(Your objective):
Your task is to copy each line that has the word "right".

(Exercise material):
┏━━

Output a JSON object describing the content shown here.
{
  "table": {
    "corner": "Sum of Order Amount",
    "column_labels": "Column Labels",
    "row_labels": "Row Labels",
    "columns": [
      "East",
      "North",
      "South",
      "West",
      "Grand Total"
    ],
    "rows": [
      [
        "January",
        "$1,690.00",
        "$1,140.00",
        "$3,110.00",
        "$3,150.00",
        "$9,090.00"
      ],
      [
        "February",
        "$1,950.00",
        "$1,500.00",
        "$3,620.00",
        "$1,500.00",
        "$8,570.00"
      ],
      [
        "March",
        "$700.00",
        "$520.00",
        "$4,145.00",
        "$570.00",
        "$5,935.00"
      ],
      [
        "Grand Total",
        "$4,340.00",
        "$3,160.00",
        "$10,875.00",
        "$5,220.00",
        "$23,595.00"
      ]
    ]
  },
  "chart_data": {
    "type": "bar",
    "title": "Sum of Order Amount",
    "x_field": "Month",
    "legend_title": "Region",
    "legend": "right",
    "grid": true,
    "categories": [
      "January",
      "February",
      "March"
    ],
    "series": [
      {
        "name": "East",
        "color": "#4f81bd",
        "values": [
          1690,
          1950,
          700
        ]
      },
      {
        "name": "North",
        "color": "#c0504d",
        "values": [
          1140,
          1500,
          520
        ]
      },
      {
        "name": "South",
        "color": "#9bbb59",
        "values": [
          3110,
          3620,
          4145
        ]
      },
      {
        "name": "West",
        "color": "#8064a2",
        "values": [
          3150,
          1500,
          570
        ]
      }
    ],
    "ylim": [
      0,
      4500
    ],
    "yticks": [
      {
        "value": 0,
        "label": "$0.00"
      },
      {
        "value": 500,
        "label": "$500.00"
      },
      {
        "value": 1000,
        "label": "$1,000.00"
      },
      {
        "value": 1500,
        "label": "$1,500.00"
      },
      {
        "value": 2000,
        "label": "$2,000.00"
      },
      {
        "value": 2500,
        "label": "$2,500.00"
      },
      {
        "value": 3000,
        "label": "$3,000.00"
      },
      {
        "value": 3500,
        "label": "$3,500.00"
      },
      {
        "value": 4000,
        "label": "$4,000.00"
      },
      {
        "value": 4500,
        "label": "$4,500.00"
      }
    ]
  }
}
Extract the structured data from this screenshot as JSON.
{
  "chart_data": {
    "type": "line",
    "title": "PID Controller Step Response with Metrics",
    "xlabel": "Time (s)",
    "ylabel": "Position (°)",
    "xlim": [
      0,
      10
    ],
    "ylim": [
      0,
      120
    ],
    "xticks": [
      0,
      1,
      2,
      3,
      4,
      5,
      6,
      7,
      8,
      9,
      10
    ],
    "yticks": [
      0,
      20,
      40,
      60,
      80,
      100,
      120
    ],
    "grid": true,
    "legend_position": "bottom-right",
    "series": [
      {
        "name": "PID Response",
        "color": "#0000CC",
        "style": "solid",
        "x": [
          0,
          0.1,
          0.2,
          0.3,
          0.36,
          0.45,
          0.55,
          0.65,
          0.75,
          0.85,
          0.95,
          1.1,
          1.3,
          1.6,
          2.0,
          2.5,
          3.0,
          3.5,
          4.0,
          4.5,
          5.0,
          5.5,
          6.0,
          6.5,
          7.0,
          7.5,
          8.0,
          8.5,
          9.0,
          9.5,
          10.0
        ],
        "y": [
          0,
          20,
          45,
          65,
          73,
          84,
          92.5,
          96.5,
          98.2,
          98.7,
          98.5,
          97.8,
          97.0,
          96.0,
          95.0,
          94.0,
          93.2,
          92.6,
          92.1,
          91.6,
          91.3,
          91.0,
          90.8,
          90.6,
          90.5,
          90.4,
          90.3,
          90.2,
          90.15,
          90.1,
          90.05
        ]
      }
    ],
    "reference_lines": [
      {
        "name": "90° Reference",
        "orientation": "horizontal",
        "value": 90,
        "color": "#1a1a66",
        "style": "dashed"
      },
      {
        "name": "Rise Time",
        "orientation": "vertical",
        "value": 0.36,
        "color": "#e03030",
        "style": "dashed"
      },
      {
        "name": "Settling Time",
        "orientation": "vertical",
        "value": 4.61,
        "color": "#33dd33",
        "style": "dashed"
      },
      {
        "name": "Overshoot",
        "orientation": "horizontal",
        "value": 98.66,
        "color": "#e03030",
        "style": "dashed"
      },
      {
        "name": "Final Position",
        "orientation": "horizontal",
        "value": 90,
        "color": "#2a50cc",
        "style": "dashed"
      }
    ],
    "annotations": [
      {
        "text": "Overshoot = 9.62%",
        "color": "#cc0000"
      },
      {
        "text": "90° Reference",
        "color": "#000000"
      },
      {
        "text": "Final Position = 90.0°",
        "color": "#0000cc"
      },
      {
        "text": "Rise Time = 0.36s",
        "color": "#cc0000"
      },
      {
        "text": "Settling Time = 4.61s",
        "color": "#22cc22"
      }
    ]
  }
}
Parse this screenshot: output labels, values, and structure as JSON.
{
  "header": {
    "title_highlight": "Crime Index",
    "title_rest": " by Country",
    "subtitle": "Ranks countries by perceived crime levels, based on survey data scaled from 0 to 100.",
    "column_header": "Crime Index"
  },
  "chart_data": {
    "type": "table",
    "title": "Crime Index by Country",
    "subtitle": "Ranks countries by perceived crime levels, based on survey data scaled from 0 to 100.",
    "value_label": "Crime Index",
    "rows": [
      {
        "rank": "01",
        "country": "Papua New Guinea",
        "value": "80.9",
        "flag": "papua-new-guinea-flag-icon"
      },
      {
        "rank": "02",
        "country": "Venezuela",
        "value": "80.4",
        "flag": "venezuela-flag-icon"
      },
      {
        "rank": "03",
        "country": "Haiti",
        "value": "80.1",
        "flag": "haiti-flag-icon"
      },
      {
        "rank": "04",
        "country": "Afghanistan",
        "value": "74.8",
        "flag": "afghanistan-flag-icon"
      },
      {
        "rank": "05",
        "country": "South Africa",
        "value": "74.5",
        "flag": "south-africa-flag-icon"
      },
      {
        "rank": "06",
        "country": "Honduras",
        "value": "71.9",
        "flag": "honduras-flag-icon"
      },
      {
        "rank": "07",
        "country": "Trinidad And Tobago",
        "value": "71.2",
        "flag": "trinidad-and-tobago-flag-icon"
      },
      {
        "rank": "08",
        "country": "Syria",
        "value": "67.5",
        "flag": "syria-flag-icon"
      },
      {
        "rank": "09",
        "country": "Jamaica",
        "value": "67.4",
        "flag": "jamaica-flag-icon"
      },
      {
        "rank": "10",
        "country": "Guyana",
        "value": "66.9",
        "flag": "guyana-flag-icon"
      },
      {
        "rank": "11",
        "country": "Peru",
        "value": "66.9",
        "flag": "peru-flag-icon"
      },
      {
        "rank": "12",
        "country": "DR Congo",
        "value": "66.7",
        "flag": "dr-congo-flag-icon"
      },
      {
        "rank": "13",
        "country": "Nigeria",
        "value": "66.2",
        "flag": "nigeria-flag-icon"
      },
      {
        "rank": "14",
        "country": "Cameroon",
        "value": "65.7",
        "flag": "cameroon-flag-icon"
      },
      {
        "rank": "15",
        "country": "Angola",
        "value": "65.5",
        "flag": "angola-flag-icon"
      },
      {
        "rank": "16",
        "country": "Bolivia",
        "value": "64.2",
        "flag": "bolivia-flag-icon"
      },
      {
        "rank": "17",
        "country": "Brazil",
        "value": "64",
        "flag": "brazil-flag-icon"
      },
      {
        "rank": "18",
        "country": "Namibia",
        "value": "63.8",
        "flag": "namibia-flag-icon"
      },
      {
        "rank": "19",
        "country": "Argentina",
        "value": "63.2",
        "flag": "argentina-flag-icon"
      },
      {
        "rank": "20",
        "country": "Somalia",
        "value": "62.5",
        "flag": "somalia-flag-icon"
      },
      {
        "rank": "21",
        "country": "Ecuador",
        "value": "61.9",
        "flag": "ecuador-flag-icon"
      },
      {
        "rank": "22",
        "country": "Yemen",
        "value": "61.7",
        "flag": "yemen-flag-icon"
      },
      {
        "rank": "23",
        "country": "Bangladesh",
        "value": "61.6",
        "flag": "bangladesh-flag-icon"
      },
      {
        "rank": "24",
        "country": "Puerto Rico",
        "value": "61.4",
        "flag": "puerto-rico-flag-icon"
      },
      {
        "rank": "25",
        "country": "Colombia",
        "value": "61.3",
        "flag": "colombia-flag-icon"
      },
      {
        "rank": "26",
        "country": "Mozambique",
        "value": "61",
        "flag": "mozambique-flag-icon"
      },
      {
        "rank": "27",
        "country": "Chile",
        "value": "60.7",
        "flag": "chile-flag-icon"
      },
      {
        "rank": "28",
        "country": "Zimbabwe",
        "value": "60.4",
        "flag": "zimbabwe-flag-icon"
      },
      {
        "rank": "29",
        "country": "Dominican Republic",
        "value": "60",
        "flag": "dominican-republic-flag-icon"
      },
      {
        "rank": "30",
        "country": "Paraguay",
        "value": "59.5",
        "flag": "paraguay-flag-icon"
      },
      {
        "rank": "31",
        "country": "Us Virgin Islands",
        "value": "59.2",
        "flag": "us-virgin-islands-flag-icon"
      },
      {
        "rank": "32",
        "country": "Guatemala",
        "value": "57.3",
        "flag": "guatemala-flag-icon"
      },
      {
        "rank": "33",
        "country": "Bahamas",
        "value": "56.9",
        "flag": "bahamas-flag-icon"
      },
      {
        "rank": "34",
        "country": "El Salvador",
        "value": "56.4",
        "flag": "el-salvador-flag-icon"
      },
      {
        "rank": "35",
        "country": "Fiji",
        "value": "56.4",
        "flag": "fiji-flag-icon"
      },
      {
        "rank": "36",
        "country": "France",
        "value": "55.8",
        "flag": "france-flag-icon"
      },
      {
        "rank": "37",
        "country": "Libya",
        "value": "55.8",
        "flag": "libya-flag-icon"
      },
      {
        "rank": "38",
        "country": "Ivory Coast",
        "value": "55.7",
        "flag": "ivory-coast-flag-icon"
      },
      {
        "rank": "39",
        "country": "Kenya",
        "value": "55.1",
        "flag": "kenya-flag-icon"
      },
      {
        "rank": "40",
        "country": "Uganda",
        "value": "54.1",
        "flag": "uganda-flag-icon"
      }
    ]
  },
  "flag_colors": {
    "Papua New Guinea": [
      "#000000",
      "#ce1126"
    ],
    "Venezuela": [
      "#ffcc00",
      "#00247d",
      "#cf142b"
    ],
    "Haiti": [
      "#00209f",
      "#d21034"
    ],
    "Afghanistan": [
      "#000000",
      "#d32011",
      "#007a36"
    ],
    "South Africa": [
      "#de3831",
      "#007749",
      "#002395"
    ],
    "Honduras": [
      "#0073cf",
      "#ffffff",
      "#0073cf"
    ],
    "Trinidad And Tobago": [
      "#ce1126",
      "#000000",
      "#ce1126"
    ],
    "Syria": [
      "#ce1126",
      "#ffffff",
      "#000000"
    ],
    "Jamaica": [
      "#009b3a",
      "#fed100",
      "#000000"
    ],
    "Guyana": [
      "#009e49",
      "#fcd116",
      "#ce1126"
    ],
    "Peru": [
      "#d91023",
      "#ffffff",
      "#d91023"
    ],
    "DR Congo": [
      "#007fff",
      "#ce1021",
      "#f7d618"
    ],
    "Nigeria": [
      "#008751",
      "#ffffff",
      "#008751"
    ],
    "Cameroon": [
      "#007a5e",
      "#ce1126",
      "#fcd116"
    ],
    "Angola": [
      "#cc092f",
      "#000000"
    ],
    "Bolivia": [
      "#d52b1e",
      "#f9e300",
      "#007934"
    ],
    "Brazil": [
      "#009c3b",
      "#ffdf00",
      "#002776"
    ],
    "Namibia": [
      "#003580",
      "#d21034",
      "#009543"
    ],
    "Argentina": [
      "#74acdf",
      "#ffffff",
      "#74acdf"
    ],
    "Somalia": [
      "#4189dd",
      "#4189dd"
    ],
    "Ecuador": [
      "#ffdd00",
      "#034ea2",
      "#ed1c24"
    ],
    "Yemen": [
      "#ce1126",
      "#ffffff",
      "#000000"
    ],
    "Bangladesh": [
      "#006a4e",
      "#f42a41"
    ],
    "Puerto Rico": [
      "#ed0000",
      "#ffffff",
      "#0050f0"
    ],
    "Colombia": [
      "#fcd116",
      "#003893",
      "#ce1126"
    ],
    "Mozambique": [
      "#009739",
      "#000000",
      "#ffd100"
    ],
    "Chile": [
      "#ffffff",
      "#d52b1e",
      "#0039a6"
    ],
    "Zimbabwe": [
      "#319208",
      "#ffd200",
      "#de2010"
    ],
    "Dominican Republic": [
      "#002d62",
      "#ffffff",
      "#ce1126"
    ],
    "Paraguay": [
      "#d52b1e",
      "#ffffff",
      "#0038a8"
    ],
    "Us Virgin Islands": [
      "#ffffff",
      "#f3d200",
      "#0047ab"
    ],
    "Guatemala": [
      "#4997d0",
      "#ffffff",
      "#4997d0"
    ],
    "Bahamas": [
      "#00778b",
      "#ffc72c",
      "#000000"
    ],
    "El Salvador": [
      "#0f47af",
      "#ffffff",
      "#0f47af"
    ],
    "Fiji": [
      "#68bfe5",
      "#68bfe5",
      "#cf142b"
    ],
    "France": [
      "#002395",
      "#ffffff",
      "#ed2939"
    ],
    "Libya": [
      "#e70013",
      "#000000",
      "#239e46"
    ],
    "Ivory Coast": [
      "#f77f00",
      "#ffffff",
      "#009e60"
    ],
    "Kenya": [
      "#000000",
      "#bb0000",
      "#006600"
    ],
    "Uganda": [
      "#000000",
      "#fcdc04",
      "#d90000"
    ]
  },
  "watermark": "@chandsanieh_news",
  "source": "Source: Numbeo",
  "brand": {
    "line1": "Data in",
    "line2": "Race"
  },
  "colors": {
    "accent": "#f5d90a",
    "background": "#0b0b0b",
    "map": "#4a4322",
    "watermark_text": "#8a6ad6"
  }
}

┗━━

(Exercise solution):
    "legend": "right",
    "legend_position": "bottom-right",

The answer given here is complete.